begin Supplied material
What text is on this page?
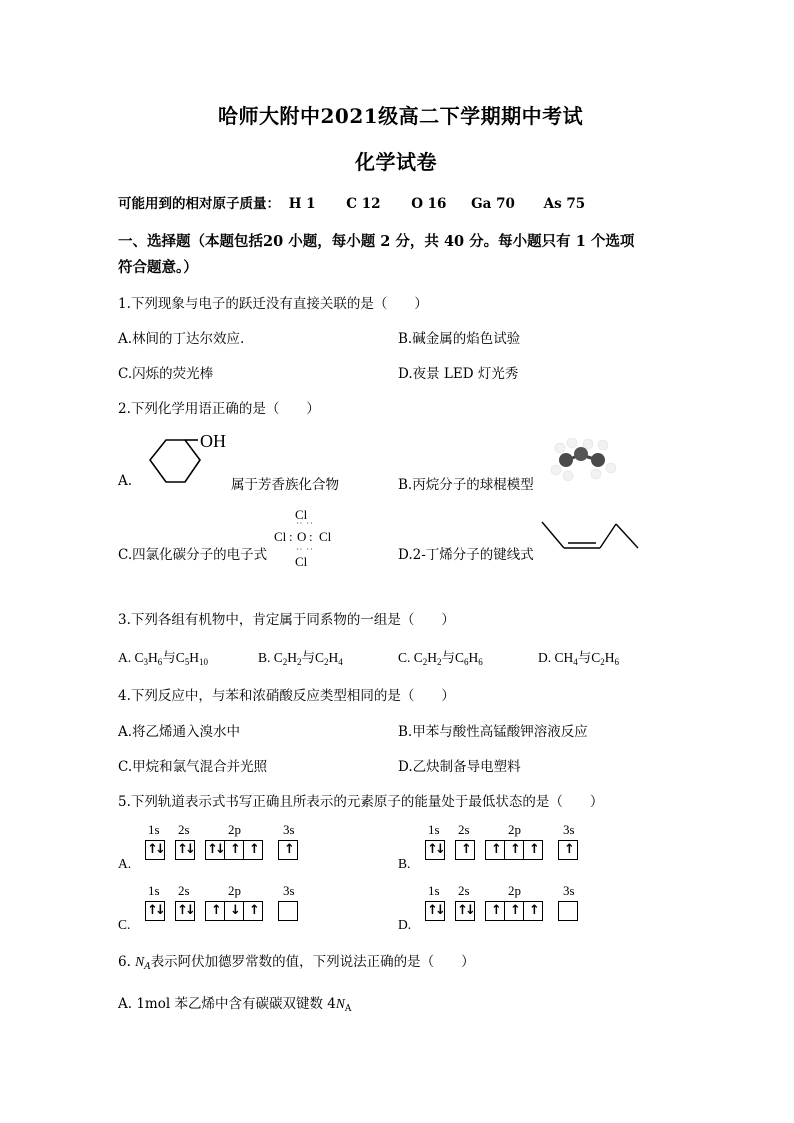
哈师大附中2021级高二下学期期中考试
化学试卷
可能用到的相对原子质量： H 1 C 12 O 16 Ga 70 As 75
一、选择题（本题包括20 小题，每小题 2 分，共 40 分。每小题只有 1 个选项
符合题意。）
1.下列现象与电子的跃迁没有直接关联的是（　　）
A.林间的丁达尔效应.	B.碱金属的焰色试验
C.闪烁的荧光棒	D.夜景 LED 灯光秀
2.下列化学用语正确的是（　　）
A.
OH
属于芳香族化合物	B.丙烷分子的球棍模型
C.四氯化碳分子的电子式
Cl
·· ··
Cl : O : Cl
·· ··
Cl	D.2-丁烯分子的键线式
3.下列各组有机物中，肯定属于同系物的一组是（　　）
A. $C_3H_6$与$C_5H_{10}$	B. $C_2H_2$与$C_2H_4$	C. $C_2H_2$与$C_6H_6$	D. $CH_4$与$C_2H_6$
4.下列反应中，与苯和浓硝酸反应类型相同的是（　　）
A.将乙烯通入溴水中	B.甲苯与酸性高锰酸钾溶液反应
C.甲烷和氯气混合并光照	D.乙炔制备导电塑料
5.下列轨道表示式书写正确且所表示的元素原子的能量处于最低状态的是（　　）
A.
1s 2s	2p	3s
↑↓ ↑↓ ↑↓ ↑ ↑	↑
B.
1s 2s	2p	3s
↑↓	↑	↑ ↑ ↑	↑
C.
1s 2s	2p	3s
↑↓ ↑↓	↑ ↓ ↑
D.
1s 2s	2p	3s
↑↓ ↑↓	↑ ↑ ↑
6. $N_A$表示阿伏加德罗常数的值，下列说法正确的是（　　）
A. 1mol 苯乙烯中含有碳碳双键数 $4N_A$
end Supplied material
- Given request:
Make an exact copy of the listing above. Do not include the pictures.

- Expected output:
What text is on this page?
哈师大附中2021级高二下学期期中考试
化学试卷
可能用到的相对原子质量： H 1 C 12 O 16 Ga 70 As 75
一、选择题（本题包括20 小题，每小题 2 分，共 40 分。每小题只有 1 个选项
符合题意。）
1.下列现象与电子的跃迁没有直接关联的是（　　）
A.林间的丁达尔效应.	B.碱金属的焰色试验
C.闪烁的荧光棒	D.夜景 LED 灯光秀
2.下列化学用语正确的是（　　）
A.
OH
属于芳香族化合物	B.丙烷分子的球棍模型
C.四氯化碳分子的电子式
Cl
·· ··
Cl : O : Cl
·· ··
Cl	D.2-丁烯分子的键线式
3.下列各组有机物中，肯定属于同系物的一组是（　　）
A. $C_3H_6$与$C_5H_{10}$	B. $C_2H_2$与$C_2H_4$	C. $C_2H_2$与$C_6H_6$	D. $CH_4$与$C_2H_6$
4.下列反应中，与苯和浓硝酸反应类型相同的是（　　）
A.将乙烯通入溴水中	B.甲苯与酸性高锰酸钾溶液反应
C.甲烷和氯气混合并光照	D.乙炔制备导电塑料
5.下列轨道表示式书写正确且所表示的元素原子的能量处于最低状态的是（　　）
A.
1s 2s	2p	3s
↑↓ ↑↓ ↑↓ ↑ ↑	↑
B.
1s 2s	2p	3s
↑↓	↑	↑ ↑ ↑	↑
C.
1s 2s	2p	3s
↑↓ ↑↓	↑ ↓ ↑
D.
1s 2s	2p	3s
↑↓ ↑↓	↑ ↑ ↑
6. $N_A$表示阿伏加德罗常数的值，下列说法正确的是（　　）
A. 1mol 苯乙烯中含有碳碳双键数 $4N_A$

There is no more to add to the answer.